• **Written problem**
Pull every line containing "Parallels" from the entries.

─── Material provided

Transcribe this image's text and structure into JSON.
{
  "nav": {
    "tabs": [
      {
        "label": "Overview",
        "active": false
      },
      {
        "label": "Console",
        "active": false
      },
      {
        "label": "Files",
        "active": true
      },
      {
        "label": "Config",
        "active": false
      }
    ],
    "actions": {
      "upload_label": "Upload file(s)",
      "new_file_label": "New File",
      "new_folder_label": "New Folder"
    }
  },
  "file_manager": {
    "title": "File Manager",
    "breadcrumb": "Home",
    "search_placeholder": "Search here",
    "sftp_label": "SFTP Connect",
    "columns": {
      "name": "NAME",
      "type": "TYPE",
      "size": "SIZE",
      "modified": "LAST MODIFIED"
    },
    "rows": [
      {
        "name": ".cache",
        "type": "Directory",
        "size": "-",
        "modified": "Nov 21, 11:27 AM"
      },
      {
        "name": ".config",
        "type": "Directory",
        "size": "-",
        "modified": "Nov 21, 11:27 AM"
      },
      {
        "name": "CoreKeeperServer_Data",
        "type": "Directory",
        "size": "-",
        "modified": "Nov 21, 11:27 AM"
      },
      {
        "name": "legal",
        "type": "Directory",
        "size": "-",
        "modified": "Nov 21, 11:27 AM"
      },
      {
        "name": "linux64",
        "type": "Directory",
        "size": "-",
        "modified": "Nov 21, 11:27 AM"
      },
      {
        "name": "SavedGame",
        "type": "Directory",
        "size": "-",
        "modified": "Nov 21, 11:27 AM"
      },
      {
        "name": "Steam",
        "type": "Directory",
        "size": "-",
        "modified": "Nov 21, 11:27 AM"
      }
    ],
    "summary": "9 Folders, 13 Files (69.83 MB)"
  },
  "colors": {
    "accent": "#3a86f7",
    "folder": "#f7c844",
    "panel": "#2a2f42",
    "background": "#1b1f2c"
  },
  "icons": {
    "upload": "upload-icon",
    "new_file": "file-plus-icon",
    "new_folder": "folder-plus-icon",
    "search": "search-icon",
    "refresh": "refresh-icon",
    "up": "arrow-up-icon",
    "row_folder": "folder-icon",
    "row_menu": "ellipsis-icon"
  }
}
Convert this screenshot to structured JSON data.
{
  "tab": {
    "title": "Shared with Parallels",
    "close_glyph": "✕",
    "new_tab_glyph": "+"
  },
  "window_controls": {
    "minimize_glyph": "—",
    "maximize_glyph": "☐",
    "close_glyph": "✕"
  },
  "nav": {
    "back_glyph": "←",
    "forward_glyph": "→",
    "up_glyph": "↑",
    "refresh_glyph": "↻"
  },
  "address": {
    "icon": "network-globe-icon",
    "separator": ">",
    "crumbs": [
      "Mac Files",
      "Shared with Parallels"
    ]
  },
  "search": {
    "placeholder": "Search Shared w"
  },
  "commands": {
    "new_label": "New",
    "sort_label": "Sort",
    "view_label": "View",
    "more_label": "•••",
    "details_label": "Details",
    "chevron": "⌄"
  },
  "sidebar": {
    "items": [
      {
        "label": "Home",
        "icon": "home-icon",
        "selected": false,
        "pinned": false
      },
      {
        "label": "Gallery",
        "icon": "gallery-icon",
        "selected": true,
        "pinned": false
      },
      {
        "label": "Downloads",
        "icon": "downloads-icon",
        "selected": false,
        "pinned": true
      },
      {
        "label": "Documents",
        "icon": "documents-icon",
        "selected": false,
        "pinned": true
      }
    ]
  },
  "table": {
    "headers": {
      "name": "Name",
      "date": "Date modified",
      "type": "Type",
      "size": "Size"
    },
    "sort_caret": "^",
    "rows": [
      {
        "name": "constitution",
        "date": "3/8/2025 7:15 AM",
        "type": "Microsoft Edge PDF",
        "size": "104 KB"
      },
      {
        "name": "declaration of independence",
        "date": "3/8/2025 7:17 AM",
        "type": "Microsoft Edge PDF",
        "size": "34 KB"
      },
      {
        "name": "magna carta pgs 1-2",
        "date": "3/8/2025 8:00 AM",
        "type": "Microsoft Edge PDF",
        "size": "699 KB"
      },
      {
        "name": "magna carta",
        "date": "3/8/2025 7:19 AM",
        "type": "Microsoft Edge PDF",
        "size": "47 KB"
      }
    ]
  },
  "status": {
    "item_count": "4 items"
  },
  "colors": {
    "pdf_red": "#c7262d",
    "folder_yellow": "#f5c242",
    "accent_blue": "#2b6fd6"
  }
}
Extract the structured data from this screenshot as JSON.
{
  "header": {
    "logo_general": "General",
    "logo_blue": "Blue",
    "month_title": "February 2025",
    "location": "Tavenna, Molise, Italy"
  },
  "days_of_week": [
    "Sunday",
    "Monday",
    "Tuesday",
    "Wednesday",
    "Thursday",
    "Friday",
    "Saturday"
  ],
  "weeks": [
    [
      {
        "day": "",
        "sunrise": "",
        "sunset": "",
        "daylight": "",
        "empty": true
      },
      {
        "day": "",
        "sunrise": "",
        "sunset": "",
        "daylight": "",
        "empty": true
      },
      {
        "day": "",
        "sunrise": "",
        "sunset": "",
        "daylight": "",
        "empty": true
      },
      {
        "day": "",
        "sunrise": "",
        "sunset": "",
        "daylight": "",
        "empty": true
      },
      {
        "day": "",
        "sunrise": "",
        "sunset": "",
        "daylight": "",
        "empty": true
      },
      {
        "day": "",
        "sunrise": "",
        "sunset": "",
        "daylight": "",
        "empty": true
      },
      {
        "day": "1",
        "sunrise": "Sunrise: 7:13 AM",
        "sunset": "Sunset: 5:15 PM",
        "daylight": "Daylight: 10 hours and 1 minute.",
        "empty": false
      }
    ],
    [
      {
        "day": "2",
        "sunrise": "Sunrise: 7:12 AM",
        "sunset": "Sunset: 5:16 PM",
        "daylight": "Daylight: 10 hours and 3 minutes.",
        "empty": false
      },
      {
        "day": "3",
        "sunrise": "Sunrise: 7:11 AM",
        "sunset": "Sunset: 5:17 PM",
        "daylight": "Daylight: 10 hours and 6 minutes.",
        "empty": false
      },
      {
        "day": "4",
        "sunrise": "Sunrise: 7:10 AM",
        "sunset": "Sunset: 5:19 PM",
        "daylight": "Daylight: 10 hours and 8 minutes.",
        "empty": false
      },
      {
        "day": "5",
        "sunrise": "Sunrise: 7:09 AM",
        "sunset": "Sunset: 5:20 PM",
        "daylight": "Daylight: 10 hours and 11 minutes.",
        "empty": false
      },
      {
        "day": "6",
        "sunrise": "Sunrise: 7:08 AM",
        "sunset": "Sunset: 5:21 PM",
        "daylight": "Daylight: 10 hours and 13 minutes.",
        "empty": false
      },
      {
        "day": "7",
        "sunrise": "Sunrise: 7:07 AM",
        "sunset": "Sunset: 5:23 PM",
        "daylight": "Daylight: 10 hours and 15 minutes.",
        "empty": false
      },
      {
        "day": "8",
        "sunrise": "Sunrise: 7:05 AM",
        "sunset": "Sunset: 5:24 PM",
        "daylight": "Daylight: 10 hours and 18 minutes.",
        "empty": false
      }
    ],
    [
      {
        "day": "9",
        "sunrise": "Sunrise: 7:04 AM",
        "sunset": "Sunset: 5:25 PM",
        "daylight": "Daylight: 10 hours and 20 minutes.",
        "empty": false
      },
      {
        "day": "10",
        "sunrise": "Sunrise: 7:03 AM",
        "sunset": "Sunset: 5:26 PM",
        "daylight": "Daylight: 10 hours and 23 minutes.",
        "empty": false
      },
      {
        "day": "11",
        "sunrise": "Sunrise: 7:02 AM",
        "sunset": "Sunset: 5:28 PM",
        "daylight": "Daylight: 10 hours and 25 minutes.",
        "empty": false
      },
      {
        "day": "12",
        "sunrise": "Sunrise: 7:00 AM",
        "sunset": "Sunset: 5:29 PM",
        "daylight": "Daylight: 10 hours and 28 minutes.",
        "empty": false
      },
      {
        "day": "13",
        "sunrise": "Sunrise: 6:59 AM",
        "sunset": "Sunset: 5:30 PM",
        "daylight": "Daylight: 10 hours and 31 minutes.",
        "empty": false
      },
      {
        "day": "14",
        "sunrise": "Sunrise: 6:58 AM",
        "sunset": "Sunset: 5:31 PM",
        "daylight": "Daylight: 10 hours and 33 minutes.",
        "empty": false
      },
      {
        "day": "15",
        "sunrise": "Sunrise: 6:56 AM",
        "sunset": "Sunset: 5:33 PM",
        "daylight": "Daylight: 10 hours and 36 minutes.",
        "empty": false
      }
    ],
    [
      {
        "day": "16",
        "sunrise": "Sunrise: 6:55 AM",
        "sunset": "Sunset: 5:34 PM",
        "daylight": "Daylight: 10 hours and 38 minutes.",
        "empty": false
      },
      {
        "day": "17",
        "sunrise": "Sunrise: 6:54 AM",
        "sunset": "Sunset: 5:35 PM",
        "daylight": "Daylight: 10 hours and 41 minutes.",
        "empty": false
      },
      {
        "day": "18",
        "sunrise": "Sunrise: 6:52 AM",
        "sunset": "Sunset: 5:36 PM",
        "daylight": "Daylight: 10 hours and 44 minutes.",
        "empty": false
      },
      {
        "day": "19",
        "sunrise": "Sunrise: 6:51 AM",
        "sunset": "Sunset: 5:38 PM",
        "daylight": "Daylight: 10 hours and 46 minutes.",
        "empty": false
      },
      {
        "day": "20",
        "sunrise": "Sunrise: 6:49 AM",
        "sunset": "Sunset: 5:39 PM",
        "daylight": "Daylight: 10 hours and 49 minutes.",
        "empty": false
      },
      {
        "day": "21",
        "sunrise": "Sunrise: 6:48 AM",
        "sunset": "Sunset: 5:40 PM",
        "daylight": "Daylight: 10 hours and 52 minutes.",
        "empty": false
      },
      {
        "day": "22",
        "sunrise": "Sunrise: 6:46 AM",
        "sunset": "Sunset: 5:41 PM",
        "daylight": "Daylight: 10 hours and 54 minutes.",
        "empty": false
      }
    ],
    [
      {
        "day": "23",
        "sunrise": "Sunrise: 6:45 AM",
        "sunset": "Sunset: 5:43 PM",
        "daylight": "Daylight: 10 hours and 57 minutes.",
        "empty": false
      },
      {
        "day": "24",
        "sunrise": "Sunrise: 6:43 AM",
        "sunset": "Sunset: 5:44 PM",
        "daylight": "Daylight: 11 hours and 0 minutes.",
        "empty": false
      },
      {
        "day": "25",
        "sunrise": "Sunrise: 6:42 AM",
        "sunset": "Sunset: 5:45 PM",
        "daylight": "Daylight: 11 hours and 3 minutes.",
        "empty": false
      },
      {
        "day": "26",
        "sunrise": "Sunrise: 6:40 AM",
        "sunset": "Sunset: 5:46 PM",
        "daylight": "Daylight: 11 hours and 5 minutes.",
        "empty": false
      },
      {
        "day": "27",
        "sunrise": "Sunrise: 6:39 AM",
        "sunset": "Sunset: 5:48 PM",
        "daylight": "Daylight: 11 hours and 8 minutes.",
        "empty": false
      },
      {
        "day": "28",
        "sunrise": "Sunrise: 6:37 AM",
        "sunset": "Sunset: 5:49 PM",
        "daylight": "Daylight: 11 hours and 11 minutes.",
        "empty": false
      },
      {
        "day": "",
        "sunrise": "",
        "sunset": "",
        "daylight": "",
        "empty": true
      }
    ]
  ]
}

──────

• **Task output**
    "title": "Shared with Parallels",
      "Shared with Parallels"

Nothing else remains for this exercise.